▶ _YOUR ASSIGNMENT_
Leaving out the pictures, please retype each record exactly.

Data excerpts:
══════════════════════════════
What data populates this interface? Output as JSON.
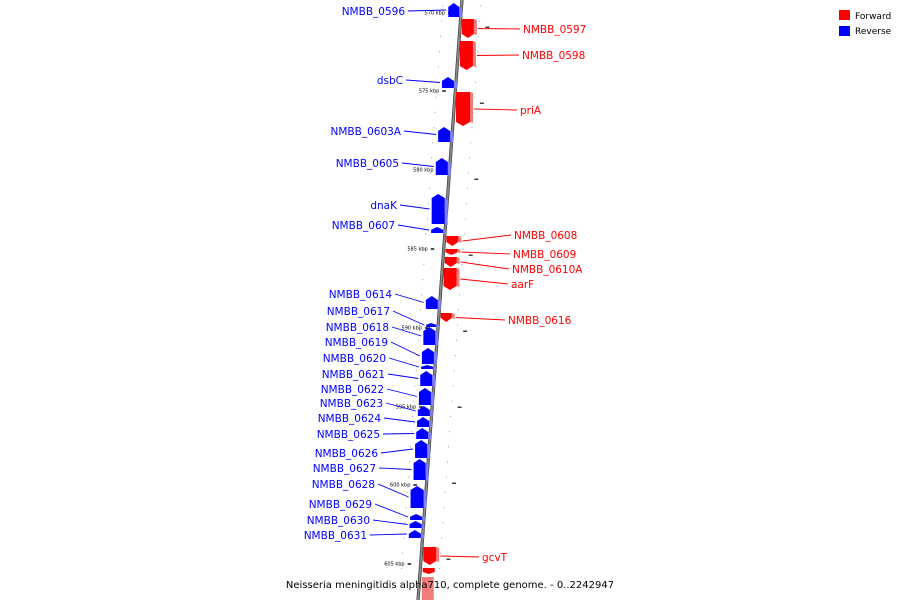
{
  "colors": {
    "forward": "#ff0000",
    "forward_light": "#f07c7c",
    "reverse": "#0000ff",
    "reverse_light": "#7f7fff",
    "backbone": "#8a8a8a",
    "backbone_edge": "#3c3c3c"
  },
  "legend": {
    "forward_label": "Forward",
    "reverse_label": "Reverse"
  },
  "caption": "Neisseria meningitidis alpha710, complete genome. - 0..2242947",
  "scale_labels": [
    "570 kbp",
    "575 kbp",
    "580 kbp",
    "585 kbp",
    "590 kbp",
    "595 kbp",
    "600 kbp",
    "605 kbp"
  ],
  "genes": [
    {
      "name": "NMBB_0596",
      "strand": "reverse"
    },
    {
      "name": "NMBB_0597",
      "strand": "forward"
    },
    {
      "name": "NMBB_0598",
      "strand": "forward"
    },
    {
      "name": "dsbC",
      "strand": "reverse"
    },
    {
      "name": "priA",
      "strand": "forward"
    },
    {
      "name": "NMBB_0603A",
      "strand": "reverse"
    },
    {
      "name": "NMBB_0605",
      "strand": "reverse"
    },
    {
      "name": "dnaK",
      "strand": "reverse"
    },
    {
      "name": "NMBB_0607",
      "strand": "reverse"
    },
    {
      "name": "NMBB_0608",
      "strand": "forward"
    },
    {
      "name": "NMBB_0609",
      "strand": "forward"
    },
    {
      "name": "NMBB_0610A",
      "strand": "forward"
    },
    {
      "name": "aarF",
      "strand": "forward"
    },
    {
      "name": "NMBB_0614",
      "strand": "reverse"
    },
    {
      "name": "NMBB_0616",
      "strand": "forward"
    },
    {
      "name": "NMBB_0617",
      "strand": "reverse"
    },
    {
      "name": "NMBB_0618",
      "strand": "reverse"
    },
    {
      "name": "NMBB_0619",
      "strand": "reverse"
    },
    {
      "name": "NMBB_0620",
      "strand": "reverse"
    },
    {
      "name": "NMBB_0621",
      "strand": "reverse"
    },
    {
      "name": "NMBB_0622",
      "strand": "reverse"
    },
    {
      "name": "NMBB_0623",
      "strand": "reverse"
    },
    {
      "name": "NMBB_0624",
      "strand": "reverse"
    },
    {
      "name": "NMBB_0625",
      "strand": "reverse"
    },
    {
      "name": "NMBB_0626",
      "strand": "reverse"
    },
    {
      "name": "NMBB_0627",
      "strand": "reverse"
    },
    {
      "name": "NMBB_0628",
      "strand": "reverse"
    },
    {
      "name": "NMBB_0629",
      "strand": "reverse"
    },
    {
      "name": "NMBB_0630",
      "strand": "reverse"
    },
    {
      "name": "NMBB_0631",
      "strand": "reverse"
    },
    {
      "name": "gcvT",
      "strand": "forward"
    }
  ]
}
══════════════════════════════
▶ _TASK RESPONSE_
What data populates this interface? Output as JSON.
{
  "colors": {
    "forward": "#ff0000",
    "forward_light": "#f07c7c",
    "reverse": "#0000ff",
    "reverse_light": "#7f7fff",
    "backbone": "#8a8a8a",
    "backbone_edge": "#3c3c3c"
  },
  "legend": {
    "forward_label": "Forward",
    "reverse_label": "Reverse"
  },
  "caption": "Neisseria meningitidis alpha710, complete genome. - 0..2242947",
  "scale_labels": [
    "570 kbp",
    "575 kbp",
    "580 kbp",
    "585 kbp",
    "590 kbp",
    "595 kbp",
    "600 kbp",
    "605 kbp"
  ],
  "genes": [
    {
      "name": "NMBB_0596",
      "strand": "reverse"
    },
    {
      "name": "NMBB_0597",
      "strand": "forward"
    },
    {
      "name": "NMBB_0598",
      "strand": "forward"
    },
    {
      "name": "dsbC",
      "strand": "reverse"
    },
    {
      "name": "priA",
      "strand": "forward"
    },
    {
      "name": "NMBB_0603A",
      "strand": "reverse"
    },
    {
      "name": "NMBB_0605",
      "strand": "reverse"
    },
    {
      "name": "dnaK",
      "strand": "reverse"
    },
    {
      "name": "NMBB_0607",
      "strand": "reverse"
    },
    {
      "name": "NMBB_0608",
      "strand": "forward"
    },
    {
      "name": "NMBB_0609",
      "strand": "forward"
    },
    {
      "name": "NMBB_0610A",
      "strand": "forward"
    },
    {
      "name": "aarF",
      "strand": "forward"
    },
    {
      "name": "NMBB_0614",
      "strand": "reverse"
    },
    {
      "name": "NMBB_0616",
      "strand": "forward"
    },
    {
      "name": "NMBB_0617",
      "strand": "reverse"
    },
    {
      "name": "NMBB_0618",
      "strand": "reverse"
    },
    {
      "name": "NMBB_0619",
      "strand": "reverse"
    },
    {
      "name": "NMBB_0620",
      "strand": "reverse"
    },
    {
      "name": "NMBB_0621",
      "strand": "reverse"
    },
    {
      "name": "NMBB_0622",
      "strand": "reverse"
    },
    {
      "name": "NMBB_0623",
      "strand": "reverse"
    },
    {
      "name": "NMBB_0624",
      "strand": "reverse"
    },
    {
      "name": "NMBB_0625",
      "strand": "reverse"
    },
    {
      "name": "NMBB_0626",
      "strand": "reverse"
    },
    {
      "name": "NMBB_0627",
      "strand": "reverse"
    },
    {
      "name": "NMBB_0628",
      "strand": "reverse"
    },
    {
      "name": "NMBB_0629",
      "strand": "reverse"
    },
    {
      "name": "NMBB_0630",
      "strand": "reverse"
    },
    {
      "name": "NMBB_0631",
      "strand": "reverse"
    },
    {
      "name": "gcvT",
      "strand": "forward"
    }
  ]
}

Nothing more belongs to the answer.